__Problem requirements__. Omit any picture, and return the remaining data exactly as written.

(Some records)
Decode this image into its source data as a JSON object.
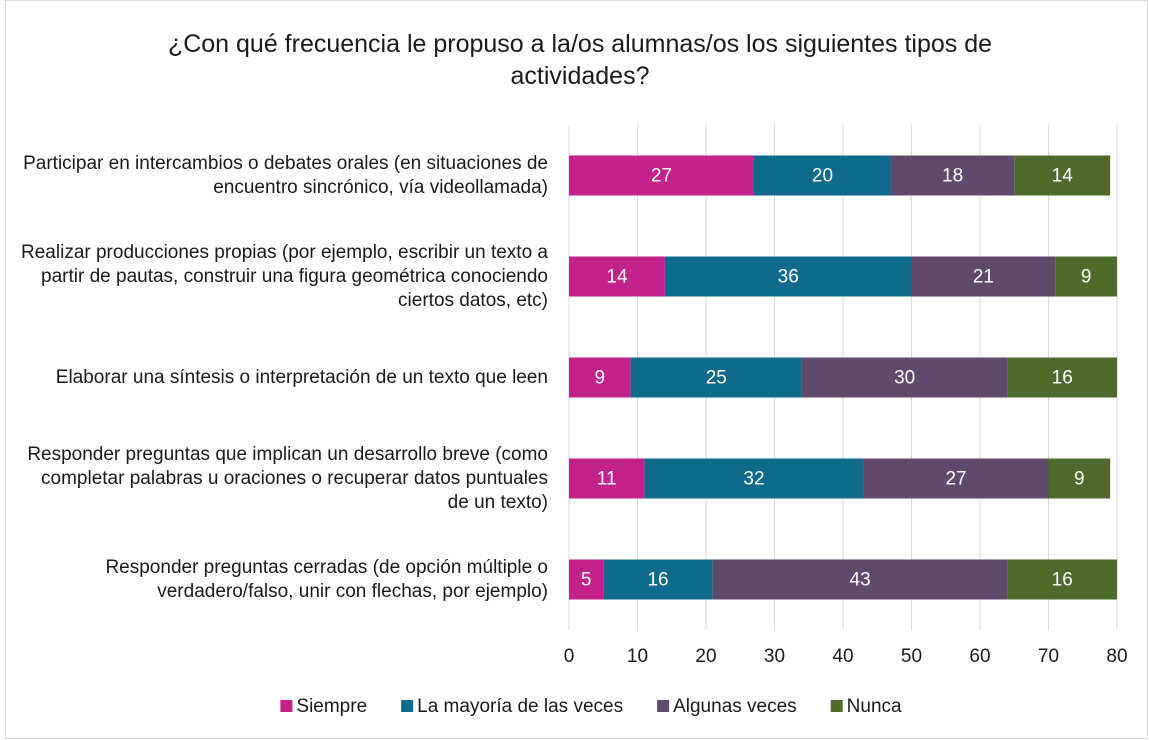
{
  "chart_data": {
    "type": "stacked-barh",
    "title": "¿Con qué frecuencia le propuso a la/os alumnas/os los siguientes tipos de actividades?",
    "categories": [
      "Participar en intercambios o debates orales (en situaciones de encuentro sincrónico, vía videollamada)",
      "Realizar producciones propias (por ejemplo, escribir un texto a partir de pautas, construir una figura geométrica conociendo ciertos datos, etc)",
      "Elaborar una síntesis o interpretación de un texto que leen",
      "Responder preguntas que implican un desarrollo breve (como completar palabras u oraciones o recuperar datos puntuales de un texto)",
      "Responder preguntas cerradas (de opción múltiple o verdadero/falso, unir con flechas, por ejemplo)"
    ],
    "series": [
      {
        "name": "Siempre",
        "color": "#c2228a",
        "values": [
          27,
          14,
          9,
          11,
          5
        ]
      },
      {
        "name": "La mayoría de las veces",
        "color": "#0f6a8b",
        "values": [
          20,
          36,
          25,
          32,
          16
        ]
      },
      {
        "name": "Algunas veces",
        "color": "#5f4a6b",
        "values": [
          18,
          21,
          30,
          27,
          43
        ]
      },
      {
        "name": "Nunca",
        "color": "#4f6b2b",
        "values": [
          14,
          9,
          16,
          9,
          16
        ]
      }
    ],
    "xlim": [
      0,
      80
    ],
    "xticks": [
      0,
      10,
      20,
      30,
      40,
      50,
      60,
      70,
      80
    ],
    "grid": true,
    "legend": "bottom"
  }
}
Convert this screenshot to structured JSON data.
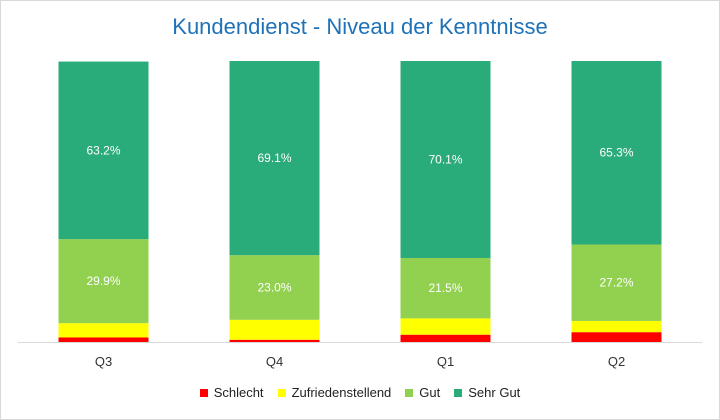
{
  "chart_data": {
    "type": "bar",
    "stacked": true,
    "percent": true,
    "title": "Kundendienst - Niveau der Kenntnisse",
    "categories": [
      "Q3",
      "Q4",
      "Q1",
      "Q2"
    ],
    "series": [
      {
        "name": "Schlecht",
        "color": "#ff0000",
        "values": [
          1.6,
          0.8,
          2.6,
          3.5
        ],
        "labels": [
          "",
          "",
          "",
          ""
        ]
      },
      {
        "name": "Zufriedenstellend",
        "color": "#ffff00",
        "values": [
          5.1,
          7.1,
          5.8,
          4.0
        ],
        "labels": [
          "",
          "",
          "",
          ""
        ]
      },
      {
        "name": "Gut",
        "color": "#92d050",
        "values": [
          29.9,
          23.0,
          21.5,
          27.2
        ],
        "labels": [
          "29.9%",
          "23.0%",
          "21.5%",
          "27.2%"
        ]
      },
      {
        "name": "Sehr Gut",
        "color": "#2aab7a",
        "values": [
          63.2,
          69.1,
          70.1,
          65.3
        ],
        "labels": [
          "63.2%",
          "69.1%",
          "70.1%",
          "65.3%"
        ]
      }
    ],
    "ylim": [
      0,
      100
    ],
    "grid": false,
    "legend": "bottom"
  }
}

__Solution for this task__.
Decode this image into its source data as a JSON object.
{
  "chart_data": {
    "type": "stacked-barh",
    "title": "¿Con qué frecuencia le propuso a la/os alumnas/os los siguientes tipos de actividades?",
    "categories": [
      "Participar en intercambios o debates orales (en situaciones de encuentro sincrónico, vía videollamada)",
      "Realizar producciones propias (por ejemplo, escribir un texto a partir de pautas, construir una figura geométrica conociendo ciertos datos, etc)",
      "Elaborar una síntesis o interpretación de un texto que leen",
      "Responder preguntas que implican un desarrollo breve (como completar palabras u oraciones o recuperar datos puntuales de un texto)",
      "Responder preguntas cerradas (de opción múltiple o verdadero/falso, unir con flechas, por ejemplo)"
    ],
    "series": [
      {
        "name": "Siempre",
        "color": "#c2228a",
        "values": [
          27,
          14,
          9,
          11,
          5
        ]
      },
      {
        "name": "La mayoría de las veces",
        "color": "#0f6a8b",
        "values": [
          20,
          36,
          25,
          32,
          16
        ]
      },
      {
        "name": "Algunas veces",
        "color": "#5f4a6b",
        "values": [
          18,
          21,
          30,
          27,
          43
        ]
      },
      {
        "name": "Nunca",
        "color": "#4f6b2b",
        "values": [
          14,
          9,
          16,
          9,
          16
        ]
      }
    ],
    "xlim": [
      0,
      80
    ],
    "xticks": [
      0,
      10,
      20,
      30,
      40,
      50,
      60,
      70,
      80
    ],
    "grid": true,
    "legend": "bottom"
  }
}
Convert this screenshot to structured JSON data.
{
  "chart_data": {
    "type": "bar",
    "stacked": true,
    "percent": true,
    "title": "Kundendienst - Niveau der Kenntnisse",
    "categories": [
      "Q3",
      "Q4",
      "Q1",
      "Q2"
    ],
    "series": [
      {
        "name": "Schlecht",
        "color": "#ff0000",
        "values": [
          1.6,
          0.8,
          2.6,
          3.5
        ],
        "labels": [
          "",
          "",
          "",
          ""
        ]
      },
      {
        "name": "Zufriedenstellend",
        "color": "#ffff00",
        "values": [
          5.1,
          7.1,
          5.8,
          4.0
        ],
        "labels": [
          "",
          "",
          "",
          ""
        ]
      },
      {
        "name": "Gut",
        "color": "#92d050",
        "values": [
          29.9,
          23.0,
          21.5,
          27.2
        ],
        "labels": [
          "29.9%",
          "23.0%",
          "21.5%",
          "27.2%"
        ]
      },
      {
        "name": "Sehr Gut",
        "color": "#2aab7a",
        "values": [
          63.2,
          69.1,
          70.1,
          65.3
        ],
        "labels": [
          "63.2%",
          "69.1%",
          "70.1%",
          "65.3%"
        ]
      }
    ],
    "ylim": [
      0,
      100
    ],
    "grid": false,
    "legend": "bottom"
  }
}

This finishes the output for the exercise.